[Task requirements]: Find each line containing the word "Matrícula" and report how many there are. Add nothing else.

[Record excerpts]:
++++++++

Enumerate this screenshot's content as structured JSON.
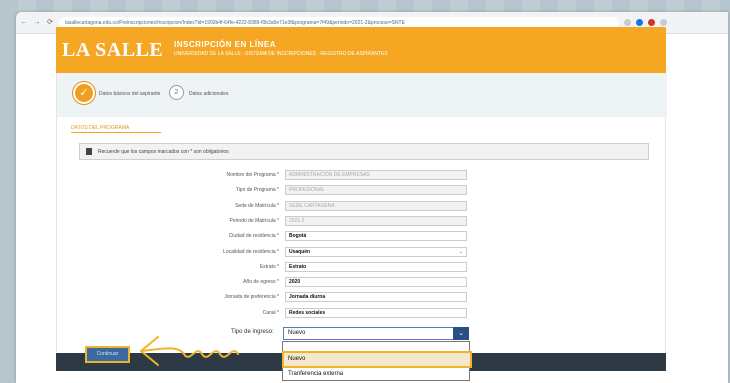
{
  "browser": {
    "nav_back": "←",
    "nav_forward": "→",
    "nav_reload": "⟳",
    "url": "lasallecartagena.edu.co/Preinscripciones/Inscripcion/Index?id=1992b4f-64fe-4222-8389-f0b3a5e71e3f&programa=7f49&periodo=2021-2&proceso=SNTE"
  },
  "header": {
    "brand": "LA SALLE",
    "subtitle": "INSCRIPCIÓN EN LÍNEA",
    "tagline": "UNIVERSIDAD DE LA SALLE - SISTEMA DE INSCRIPCIONES · REGISTRO DE ASPIRANTES"
  },
  "steps": [
    {
      "num": "✓",
      "label": "Datos básicos del aspirante"
    },
    {
      "num": "2",
      "label": "Datos adicionales"
    }
  ],
  "section_title": "DATOS DEL PROGRAMA",
  "alert_text": "Recuerde que los campos marcados con * son obligatorios",
  "form": {
    "fields": [
      {
        "label": "Nombre del Programa *",
        "value": "ADMINISTRACIÓN DE EMPRESAS",
        "state": "dis"
      },
      {
        "label": "Tipo de Programa *",
        "value": "PROFESIONAL",
        "state": "dis"
      },
      {
        "label": "Sede de Matrícula *",
        "value": "SEDE CARTAGENA",
        "state": "dis"
      },
      {
        "label": "Periodo de Matrícula *",
        "value": "2021-2",
        "state": "dis"
      },
      {
        "label": "Ciudad de residencia *",
        "value": "Bogotá",
        "state": "filled"
      },
      {
        "label": "Localidad de residencia *",
        "value": "Usaquén",
        "state": "filled",
        "caret": "⌄"
      },
      {
        "label": "Estrato *",
        "value": "Estrato",
        "state": "filled"
      },
      {
        "label": "Año de egreso *",
        "value": "2020",
        "state": "filled"
      },
      {
        "label": "Jornada de preferencia *",
        "value": "Jornada diurna",
        "state": "filled"
      },
      {
        "label": "Canal *",
        "value": "Redes sociales",
        "state": "filled"
      }
    ],
    "ingreso_label": "Tipo de ingreso:",
    "ingreso_value": "Nuevo",
    "ingreso_caret": "⌄"
  },
  "dropdown_options": [
    "Nuevo",
    "Tranferencia externa"
  ],
  "continue_button": "Continuar",
  "colors": {
    "brand_orange": "#f5a623",
    "highlight": "#f0b429",
    "select_blue": "#2a4f86"
  },
  "icons": {
    "step_done": "check-icon",
    "dropdown": "chevron-down-icon",
    "annotation": "arrow-left-icon"
  }
}
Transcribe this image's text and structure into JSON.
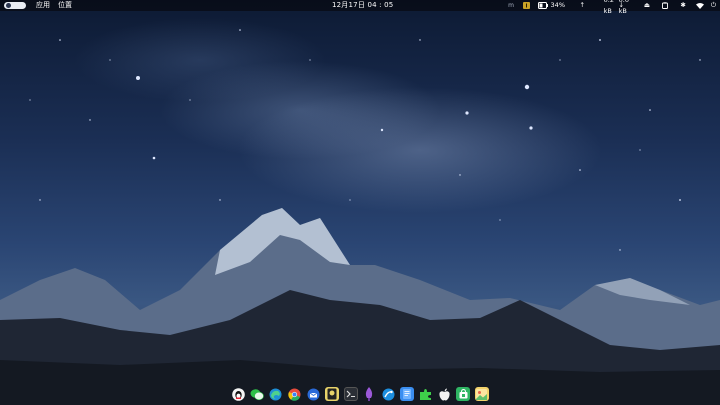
{
  "topbar": {
    "menu_apps": "应用",
    "menu_places": "位置",
    "clock": "12月17日 04 : 05",
    "tray": {
      "indicator_m": "m",
      "battery_percent": "34%",
      "upload_speed": "0.2 kB",
      "download_speed": "0.0 kB"
    }
  },
  "dock": {
    "apps": [
      {
        "name": "qq-icon"
      },
      {
        "name": "wechat-icon"
      },
      {
        "name": "edge-icon"
      },
      {
        "name": "chrome-icon"
      },
      {
        "name": "thunderbird-icon"
      },
      {
        "name": "media-player-icon"
      },
      {
        "name": "terminal-icon"
      },
      {
        "name": "ink-brush-icon"
      },
      {
        "name": "browser-blue-icon"
      },
      {
        "name": "notes-icon"
      },
      {
        "name": "extension-puzzle-icon"
      },
      {
        "name": "apple-icon"
      },
      {
        "name": "software-store-icon"
      },
      {
        "name": "photos-icon"
      }
    ]
  },
  "colors": {
    "topbar_bg": "#0a0e18",
    "sky_top": "#0d1a33",
    "sky_mid": "#2a4573"
  }
}
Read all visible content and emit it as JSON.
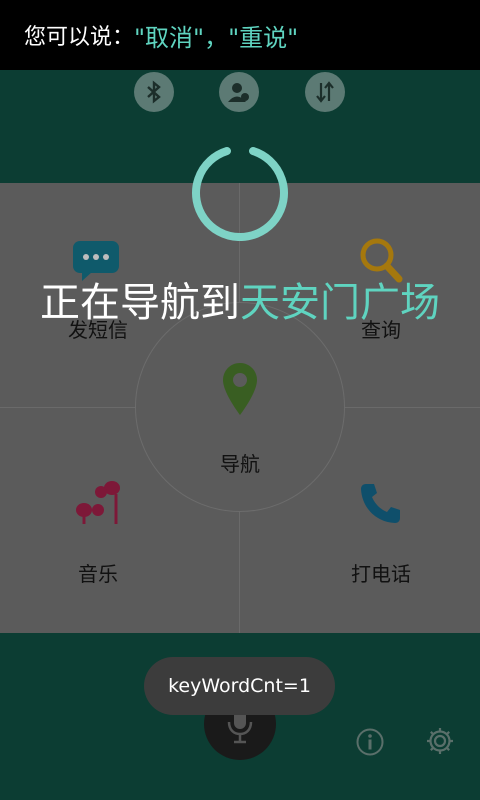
{
  "status": {
    "prompt_prefix": "您可以说：",
    "prompt_option1": "\"取消\"",
    "prompt_sep": "，",
    "prompt_option2": "\"重说\""
  },
  "quick_toggles": [
    {
      "icon": "bluetooth-icon"
    },
    {
      "icon": "contact-icon"
    },
    {
      "icon": "data-transfer-icon"
    }
  ],
  "grid": {
    "sms_label": "发短信",
    "search_label": "查询",
    "nav_label": "导航",
    "music_label": "音乐",
    "call_label": "打电话"
  },
  "overlay": {
    "nav_prefix": "正在导航到",
    "destination": "天安门广场"
  },
  "toast": {
    "text": "keyWordCnt=1"
  },
  "colors": {
    "accent": "#5fd4c0",
    "background": "#0c3d33"
  }
}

++++++++

[Result below]: 2